── Information shown ──

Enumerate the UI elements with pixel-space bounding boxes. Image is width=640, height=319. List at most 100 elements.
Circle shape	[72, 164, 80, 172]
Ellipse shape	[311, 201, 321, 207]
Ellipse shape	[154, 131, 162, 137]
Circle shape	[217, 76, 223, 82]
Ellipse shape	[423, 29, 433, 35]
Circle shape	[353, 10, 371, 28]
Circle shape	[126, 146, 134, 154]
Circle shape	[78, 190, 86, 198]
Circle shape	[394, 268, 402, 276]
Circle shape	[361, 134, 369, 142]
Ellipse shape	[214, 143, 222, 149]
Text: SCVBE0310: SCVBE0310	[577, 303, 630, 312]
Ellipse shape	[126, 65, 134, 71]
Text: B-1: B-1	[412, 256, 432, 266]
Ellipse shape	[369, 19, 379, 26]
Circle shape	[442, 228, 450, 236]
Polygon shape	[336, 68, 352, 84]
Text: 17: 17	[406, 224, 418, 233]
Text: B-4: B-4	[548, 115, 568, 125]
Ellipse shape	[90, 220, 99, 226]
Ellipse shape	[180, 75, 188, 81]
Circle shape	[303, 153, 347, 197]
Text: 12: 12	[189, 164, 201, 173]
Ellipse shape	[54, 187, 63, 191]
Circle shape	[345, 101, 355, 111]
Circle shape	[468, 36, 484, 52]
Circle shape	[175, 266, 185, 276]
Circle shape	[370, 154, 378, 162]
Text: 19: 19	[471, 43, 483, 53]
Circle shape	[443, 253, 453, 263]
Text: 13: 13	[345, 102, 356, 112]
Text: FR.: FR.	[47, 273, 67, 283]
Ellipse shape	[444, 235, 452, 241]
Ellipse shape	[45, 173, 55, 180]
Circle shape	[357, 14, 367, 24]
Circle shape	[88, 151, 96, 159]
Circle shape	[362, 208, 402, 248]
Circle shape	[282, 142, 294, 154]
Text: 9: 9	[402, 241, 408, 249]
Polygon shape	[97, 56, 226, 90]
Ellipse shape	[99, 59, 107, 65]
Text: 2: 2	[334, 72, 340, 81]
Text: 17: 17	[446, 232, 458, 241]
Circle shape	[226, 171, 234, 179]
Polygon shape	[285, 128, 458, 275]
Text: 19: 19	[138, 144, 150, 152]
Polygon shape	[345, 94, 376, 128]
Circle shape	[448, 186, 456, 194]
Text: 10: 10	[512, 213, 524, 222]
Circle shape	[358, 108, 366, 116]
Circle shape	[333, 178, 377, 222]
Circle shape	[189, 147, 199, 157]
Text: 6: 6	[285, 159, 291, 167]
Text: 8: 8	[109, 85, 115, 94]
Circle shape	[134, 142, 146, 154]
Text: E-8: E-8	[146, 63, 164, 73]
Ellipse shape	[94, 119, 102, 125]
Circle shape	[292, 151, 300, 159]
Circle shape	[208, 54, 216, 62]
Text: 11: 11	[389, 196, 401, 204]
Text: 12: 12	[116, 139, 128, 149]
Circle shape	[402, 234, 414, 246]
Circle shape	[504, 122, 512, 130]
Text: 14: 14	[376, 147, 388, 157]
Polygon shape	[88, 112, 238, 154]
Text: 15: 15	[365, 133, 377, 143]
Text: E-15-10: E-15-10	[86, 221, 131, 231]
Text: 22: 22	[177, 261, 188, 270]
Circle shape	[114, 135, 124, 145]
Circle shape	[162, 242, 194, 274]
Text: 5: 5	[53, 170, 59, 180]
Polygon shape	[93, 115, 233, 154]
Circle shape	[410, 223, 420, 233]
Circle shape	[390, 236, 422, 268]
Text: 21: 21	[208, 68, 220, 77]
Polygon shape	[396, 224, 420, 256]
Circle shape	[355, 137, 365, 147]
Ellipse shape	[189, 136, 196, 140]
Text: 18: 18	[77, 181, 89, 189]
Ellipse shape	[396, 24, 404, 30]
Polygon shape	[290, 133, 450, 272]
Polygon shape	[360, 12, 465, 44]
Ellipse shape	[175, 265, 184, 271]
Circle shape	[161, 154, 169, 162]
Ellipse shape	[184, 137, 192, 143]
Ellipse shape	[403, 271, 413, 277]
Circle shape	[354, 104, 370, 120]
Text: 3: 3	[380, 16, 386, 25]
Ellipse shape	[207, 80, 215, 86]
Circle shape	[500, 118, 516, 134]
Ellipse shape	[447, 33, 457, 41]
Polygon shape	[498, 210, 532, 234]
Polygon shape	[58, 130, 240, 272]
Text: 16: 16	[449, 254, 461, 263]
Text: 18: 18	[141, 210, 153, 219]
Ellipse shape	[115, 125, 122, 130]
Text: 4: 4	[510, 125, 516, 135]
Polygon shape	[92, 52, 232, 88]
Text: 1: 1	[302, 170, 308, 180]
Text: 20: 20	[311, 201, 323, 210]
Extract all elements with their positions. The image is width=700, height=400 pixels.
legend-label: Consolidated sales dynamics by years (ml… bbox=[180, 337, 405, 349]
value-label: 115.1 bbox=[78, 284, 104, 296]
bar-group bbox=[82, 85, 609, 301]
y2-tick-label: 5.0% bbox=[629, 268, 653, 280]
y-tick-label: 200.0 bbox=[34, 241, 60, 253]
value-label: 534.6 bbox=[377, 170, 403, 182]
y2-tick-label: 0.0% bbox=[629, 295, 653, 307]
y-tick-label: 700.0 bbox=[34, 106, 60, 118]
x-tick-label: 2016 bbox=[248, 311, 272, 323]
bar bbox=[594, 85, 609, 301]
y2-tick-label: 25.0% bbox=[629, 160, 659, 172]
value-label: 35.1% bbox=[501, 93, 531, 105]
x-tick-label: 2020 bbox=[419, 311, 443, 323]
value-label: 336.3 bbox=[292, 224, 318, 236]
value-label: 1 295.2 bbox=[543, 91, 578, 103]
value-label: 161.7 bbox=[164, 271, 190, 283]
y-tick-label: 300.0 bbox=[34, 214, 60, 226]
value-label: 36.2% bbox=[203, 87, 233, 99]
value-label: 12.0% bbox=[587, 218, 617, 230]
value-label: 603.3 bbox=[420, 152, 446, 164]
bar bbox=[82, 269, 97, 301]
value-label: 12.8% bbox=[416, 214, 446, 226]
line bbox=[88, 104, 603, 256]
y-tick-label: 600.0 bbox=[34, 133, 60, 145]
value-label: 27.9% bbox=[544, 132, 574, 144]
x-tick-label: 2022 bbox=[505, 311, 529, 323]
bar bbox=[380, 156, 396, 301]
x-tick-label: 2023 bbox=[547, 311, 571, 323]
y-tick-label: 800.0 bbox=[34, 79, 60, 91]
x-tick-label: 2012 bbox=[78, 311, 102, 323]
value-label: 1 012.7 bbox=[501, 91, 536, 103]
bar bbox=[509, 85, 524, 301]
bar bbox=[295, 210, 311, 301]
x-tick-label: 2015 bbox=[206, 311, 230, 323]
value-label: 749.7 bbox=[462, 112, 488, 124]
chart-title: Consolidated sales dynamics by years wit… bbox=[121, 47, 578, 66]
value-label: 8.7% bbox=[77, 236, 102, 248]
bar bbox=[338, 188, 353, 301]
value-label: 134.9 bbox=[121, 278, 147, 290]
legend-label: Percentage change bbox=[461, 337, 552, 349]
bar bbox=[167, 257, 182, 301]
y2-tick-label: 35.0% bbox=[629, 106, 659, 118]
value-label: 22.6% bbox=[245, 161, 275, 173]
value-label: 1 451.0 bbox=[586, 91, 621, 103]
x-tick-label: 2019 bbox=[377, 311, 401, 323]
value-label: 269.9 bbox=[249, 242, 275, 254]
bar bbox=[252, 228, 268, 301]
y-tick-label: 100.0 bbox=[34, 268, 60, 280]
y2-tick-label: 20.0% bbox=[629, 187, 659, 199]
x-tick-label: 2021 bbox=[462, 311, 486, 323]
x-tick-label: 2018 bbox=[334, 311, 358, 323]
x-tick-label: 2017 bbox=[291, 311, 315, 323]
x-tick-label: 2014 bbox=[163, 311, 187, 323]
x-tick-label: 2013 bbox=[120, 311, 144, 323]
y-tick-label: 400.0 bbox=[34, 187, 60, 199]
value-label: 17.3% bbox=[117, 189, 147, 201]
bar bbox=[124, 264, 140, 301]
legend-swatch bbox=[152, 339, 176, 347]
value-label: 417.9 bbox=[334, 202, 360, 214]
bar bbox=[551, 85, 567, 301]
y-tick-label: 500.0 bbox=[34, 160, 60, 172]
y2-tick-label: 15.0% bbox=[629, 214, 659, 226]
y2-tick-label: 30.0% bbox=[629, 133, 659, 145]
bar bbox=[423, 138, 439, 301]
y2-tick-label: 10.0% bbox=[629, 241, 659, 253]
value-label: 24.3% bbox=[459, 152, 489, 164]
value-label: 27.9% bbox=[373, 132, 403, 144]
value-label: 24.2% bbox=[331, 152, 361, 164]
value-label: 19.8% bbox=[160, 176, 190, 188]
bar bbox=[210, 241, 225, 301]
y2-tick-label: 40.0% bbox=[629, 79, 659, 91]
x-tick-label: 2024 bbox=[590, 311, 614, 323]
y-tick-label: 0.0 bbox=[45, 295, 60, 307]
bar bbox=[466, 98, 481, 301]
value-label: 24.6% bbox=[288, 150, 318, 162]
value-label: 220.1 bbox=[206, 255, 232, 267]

───

Aim of the exercise:
Pull out each line from the rows above that contains the string "with". Case matters.

Task output:
Enumerate the UI elements with pixel-space bounding boxes. Image is width=640, height=319. List at most 100 elements.
Extract all elements with their positions. The image is width=700, height=400 pixels.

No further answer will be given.